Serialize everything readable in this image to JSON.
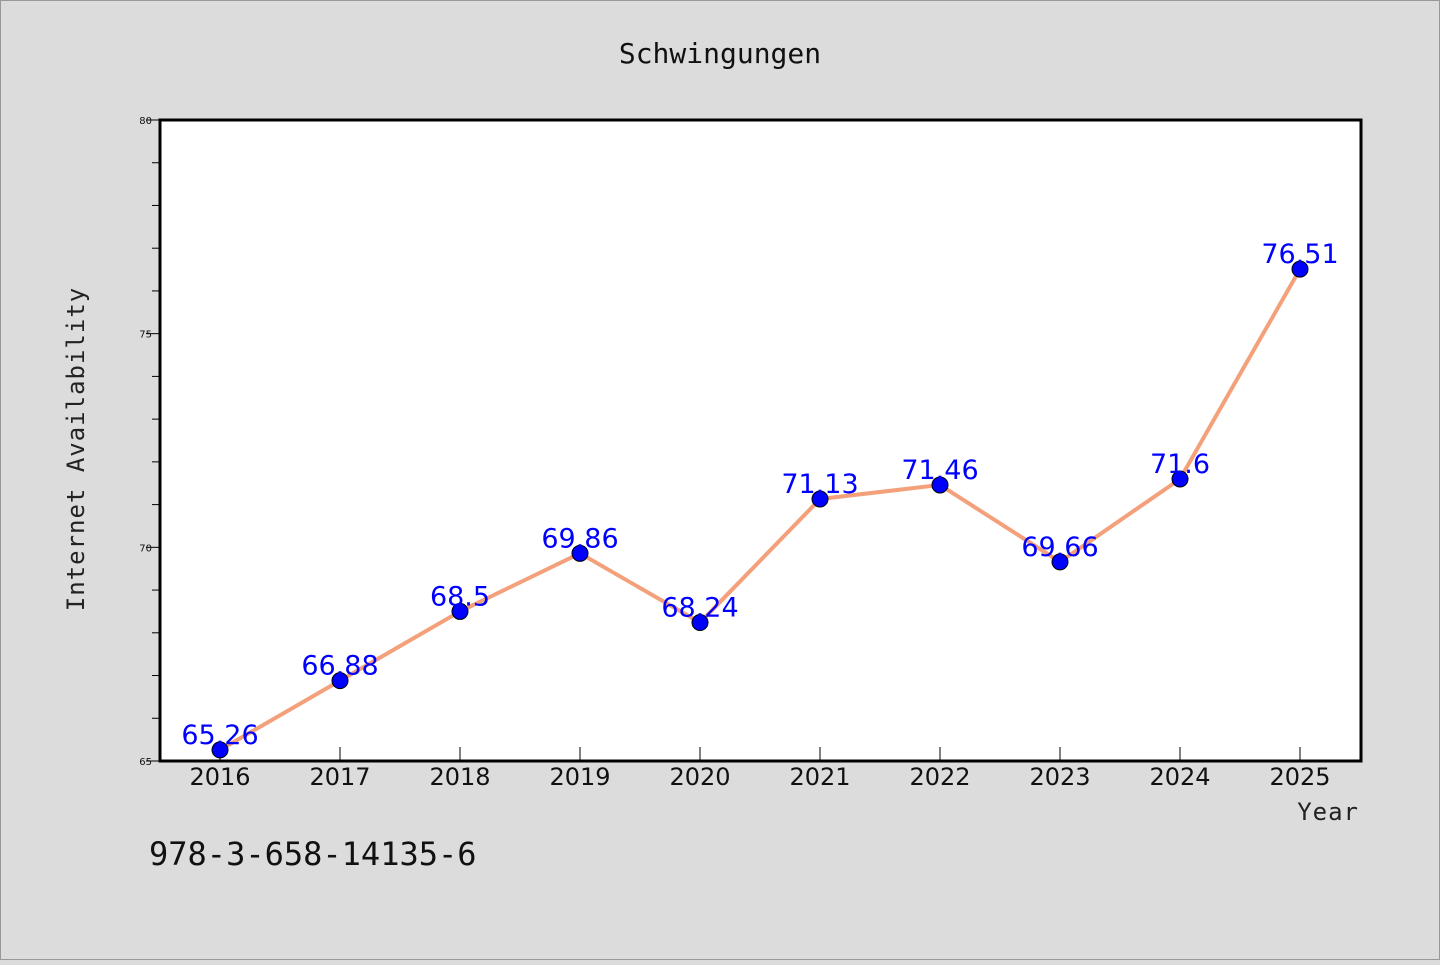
{
  "chart_data": {
    "type": "line",
    "title": "Schwingungen",
    "xlabel": "Year",
    "ylabel": "Internet Availability",
    "categories": [
      "2016",
      "2017",
      "2018",
      "2019",
      "2020",
      "2021",
      "2022",
      "2023",
      "2024",
      "2025"
    ],
    "series": [
      {
        "values": [
          65.26,
          66.88,
          68.5,
          69.86,
          68.24,
          71.13,
          71.46,
          69.66,
          71.6,
          76.51
        ],
        "data_labels": [
          "65.26",
          "66.88",
          "68.5",
          "69.86",
          "68.24",
          "71.13",
          "71.46",
          "69.66",
          "71.6",
          "76.51"
        ],
        "line_color": "#f4a07a",
        "marker_color": "#0000ff"
      }
    ],
    "ylim": [
      65,
      80
    ],
    "yticks": [
      "65",
      "70",
      "75",
      "80"
    ],
    "grid": false,
    "legend": "none",
    "data_label_color": "#0000ff"
  },
  "footer": {
    "isbn": "978-3-658-14135-6"
  }
}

* Do this: Set the pictures aside and transcribe the data above exactly.

* Exercise result:
Serialize everything readable in this image to JSON.
{
  "chart_data": {
    "type": "line",
    "title": "Schwingungen",
    "xlabel": "Year",
    "ylabel": "Internet Availability",
    "categories": [
      "2016",
      "2017",
      "2018",
      "2019",
      "2020",
      "2021",
      "2022",
      "2023",
      "2024",
      "2025"
    ],
    "series": [
      {
        "values": [
          65.26,
          66.88,
          68.5,
          69.86,
          68.24,
          71.13,
          71.46,
          69.66,
          71.6,
          76.51
        ],
        "data_labels": [
          "65.26",
          "66.88",
          "68.5",
          "69.86",
          "68.24",
          "71.13",
          "71.46",
          "69.66",
          "71.6",
          "76.51"
        ],
        "line_color": "#f4a07a",
        "marker_color": "#0000ff"
      }
    ],
    "ylim": [
      65,
      80
    ],
    "yticks": [
      "65",
      "70",
      "75",
      "80"
    ],
    "grid": false,
    "legend": "none",
    "data_label_color": "#0000ff"
  },
  "footer": {
    "isbn": "978-3-658-14135-6"
  }
}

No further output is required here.